* **Problems to solve**
1 - According to the post on removing the last element of a tuple, which way of defining vectors is usually cleaner than the computed-tuple version?
2 - Write the next part of the post on removing the last element of a tuple, picking up after its final sentence.
# START OF Quoted text
This problem touches on a number of issues relating to technology,
technique and taste. When programming with dependent types, I have often
taken too long to ask myself `is this the right problem?' and `are these
the right tools?' as well as `how do I get this to work?'. 


Dmitri Hendricks wrote:

> Does anyone know how to solve the following easy-to-formulate-problem.

> I want to define a function which removes the last element of a
> tuple. Tuples are defined as generalized pairs; a tuple of n
> A-elements is of type (cp A n), the cartesian product of n copies of
> set A and the unit set, defined by:

> Fixpoint cp [A:Set;n:nat] : Set :=
> Cases n of
> | O    => unit
> |(S m) => A*(cp A m)
> end.

First, note that this is but one way to define `vectors'. One can also
define them functionally as (Fin n)->A (where (Fin n) is a type with n
canonical elements) or inductively (listn in the Coq library?). Which
is the most convenient? It depends on the job you want to do, but the
inductive version is usually cleaner than the computed-tuple version,
because dependent case analysis on the vector gives you case analysis
on its length `for free'. Further, few implicit syntax mechanisms are
smart enough to spot that (A * A * A * unit) is (cp A 3), whereas
(listn A 3) is obviously a vector of length 3. However, for the task
here, it doesn't really matter which you choose.

Now, what is the type of `removing the last'? I have no idea how to
remove the last element of an empty vector, so I'd choose the type

  rm_last : (A:Set)(n:nat)(cp A (S n))->(cp A n)

With this type, rm_last is a straightforward fix-and-case, corresponding
to

  rm_last A  O     _     => void
  rm_last A (S n) (x,xs) => (x,rm_last xs)

Furthermore, its safe usage in programs requires no awkward reasoning
about properties of the pred function...

...which brings me to the next point: the pred function has very bad
properties---the dummy return value for 0 complicates every program which
uses it, especially if it appears in a type. Dependently typed programming
makes partial functions harder to cope with, but easier to avoid!
Most forms of subtraction (in the absence of negatives) are just impolite.
# END OF Quoted text
# START OF Data section
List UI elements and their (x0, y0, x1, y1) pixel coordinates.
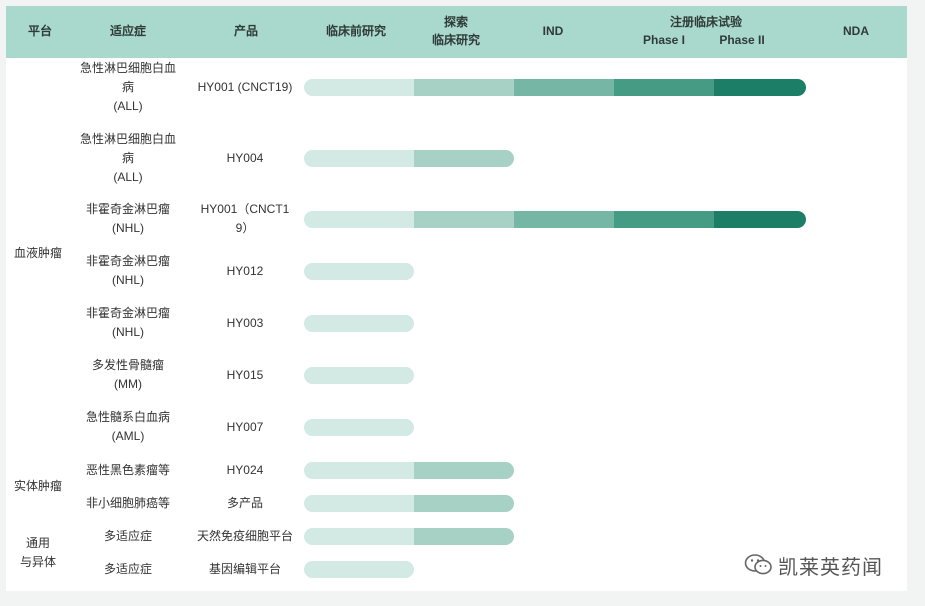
# END OF Data section
* **Replies**
1 - The inductive version.

2 -
That said, if pred 0 = 0, then there's an obvious dummy value which
rm_last must return for empty vectors. Now, Dmitri says

> In order to compute the type of the tuple obtained by the removal of 
> its last element, I need the function pred', which (in contrast to pred)
> removes the innermost S of a natural number:

In fact, that's not the case and only makes the problem harder. It works
ok to use the ordinary pred (if it's the obvious pred defined with case,
stripping off the outer S). We may write the equivalent of

  rm_last_bad : (A:Set)(n:nat)(cp A n)->(cp A (pred n))
  rm_last_bad A  O    x => void
  rm_last_bad A (S m) x => rm_last A m x

where rm_last is the version described above. Note that in the S case,
the type of x is (cp A (S m)) and the return type is (cp A m) because
(pred (S m)) is m.

Meanwhile, am I right in saying that the problem in defining the
complicated pred' and its associated complicated rm_last arise from
the syntactic guardedness condition for fixpoints? Whilst awaiting
more a robust solution based on subtyping, I can recommend the
memoization technique Eduardo uses in his TYPES 94 paper (showing that
the syntactic check is sound). I used a variation of it in my thesis,
and found it was fairly easy to work with.

Bruno Barras comments:

> I'd say this example raises an interesting question about typing
> Cases. It shows that we may want to have the choice between
> dependent and non-dependent elimination for each branch, and not
> only for a given Case expression...

Why don't we just use dependent elimination for everything?

More fundamentally, good support for dependently typed programming
requires that the case expression---as a programming notation if not
as an underlying computational mechanism---be discarded altogether.
The reason is simple. If we are writing a program with some type

  (x:X)(y:Y)(z:Z)W

and we do case analysis on y, the effect is not just to fill in
constructor patterns for y; potentially, Z and W will become more
specific, and potentially, x will also be instantiated with patterns
(not necessarily made from constructors). Case analysis on one pattern
variable thus has non-local effects on types and other pattern variables
which the conventional `column of patterns' cannot capture.

The point, once again, is that dependently typed programming is not
just normal functional programming with more complicated
types. Dependent types ask more radical questions: `What is a suitable
programming language?', `What are suitable programming tools?' and
most importantly `What are suitable programs?'. Even examples such as
rm_last show us how much thinking we still must do.

I'll stop beating my drum now...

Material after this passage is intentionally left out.